» **The data**
*-*-*

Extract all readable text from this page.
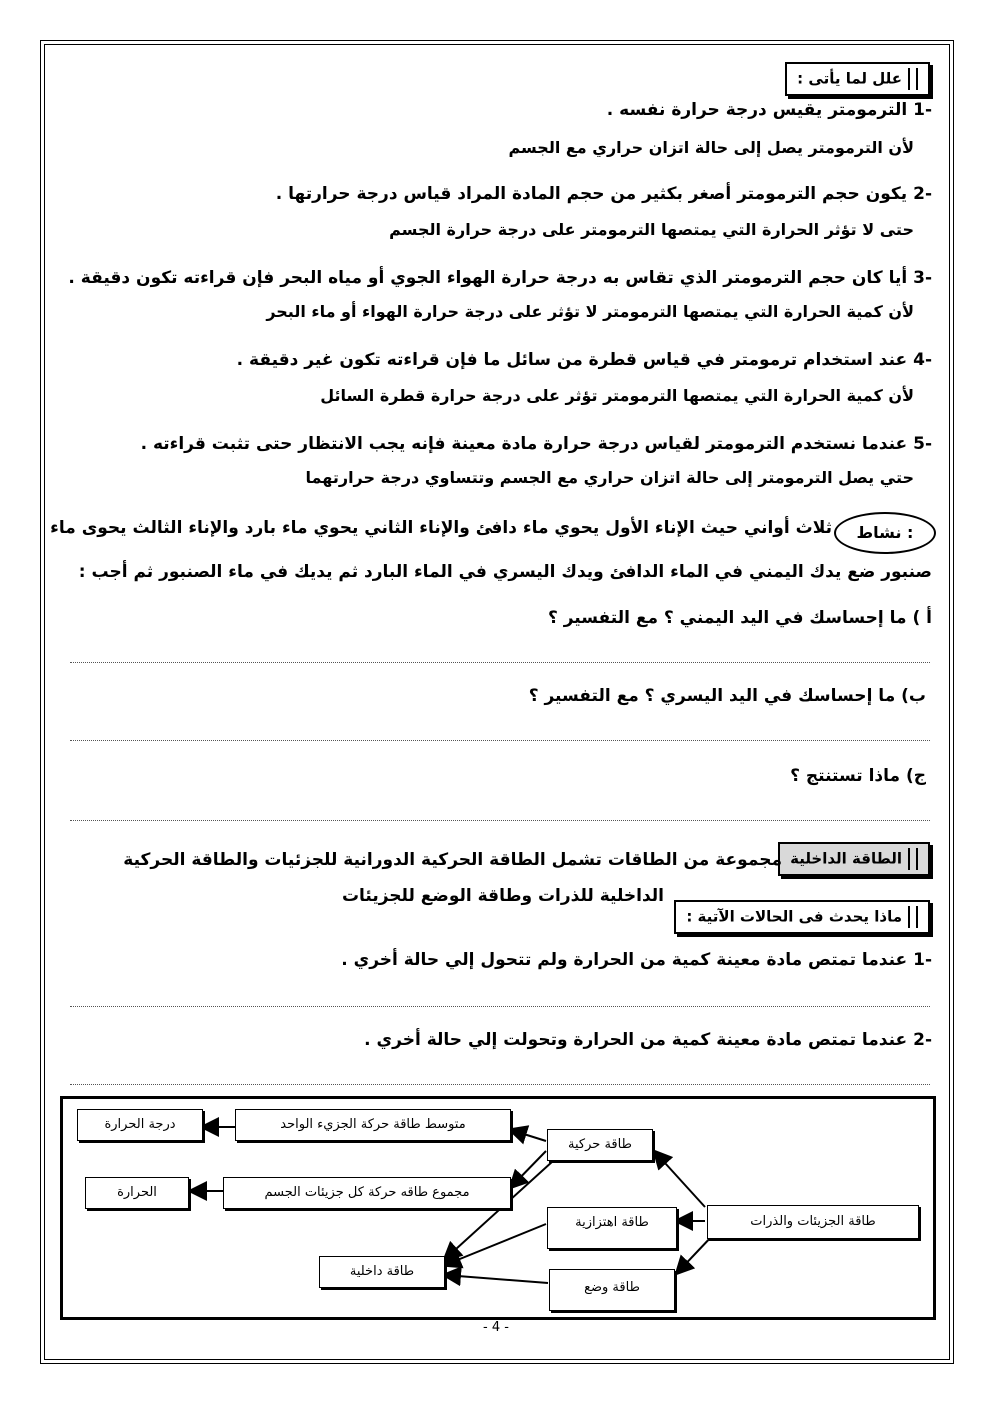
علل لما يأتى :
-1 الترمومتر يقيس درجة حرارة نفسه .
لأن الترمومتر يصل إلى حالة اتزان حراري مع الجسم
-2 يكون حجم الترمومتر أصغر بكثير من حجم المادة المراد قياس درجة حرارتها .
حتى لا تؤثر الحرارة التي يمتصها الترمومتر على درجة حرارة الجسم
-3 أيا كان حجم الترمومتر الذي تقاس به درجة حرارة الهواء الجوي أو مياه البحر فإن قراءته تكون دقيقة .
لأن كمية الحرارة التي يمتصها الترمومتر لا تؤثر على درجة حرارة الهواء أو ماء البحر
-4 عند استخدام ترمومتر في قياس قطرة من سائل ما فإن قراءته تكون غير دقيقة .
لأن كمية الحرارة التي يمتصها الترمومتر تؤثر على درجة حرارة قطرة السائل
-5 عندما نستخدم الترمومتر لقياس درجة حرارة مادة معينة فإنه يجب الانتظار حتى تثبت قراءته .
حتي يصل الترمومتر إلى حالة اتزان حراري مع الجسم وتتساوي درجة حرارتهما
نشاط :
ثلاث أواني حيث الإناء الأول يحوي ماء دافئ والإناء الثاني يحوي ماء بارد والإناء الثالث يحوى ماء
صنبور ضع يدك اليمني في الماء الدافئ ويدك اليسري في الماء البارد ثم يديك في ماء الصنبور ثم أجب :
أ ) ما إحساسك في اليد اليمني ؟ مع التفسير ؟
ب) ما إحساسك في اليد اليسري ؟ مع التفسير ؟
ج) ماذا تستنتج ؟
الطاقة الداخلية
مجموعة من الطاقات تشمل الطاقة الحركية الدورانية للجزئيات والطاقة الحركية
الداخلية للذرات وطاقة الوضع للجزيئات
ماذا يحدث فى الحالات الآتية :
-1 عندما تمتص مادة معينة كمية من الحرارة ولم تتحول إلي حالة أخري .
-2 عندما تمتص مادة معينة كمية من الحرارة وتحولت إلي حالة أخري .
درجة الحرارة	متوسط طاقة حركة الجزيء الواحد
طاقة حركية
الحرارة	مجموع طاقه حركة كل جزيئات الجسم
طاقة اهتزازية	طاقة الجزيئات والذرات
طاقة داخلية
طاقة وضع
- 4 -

*-*-*

Every line of the records that includes the word "يمتصها" should be gathered.

» **Result below**
حتى لا تؤثر الحرارة التي يمتصها الترمومتر على درجة حرارة الجسم
لأن كمية الحرارة التي يمتصها الترمومتر لا تؤثر على درجة حرارة الهواء أو ماء البحر
لأن كمية الحرارة التي يمتصها الترمومتر تؤثر على درجة حرارة قطرة السائل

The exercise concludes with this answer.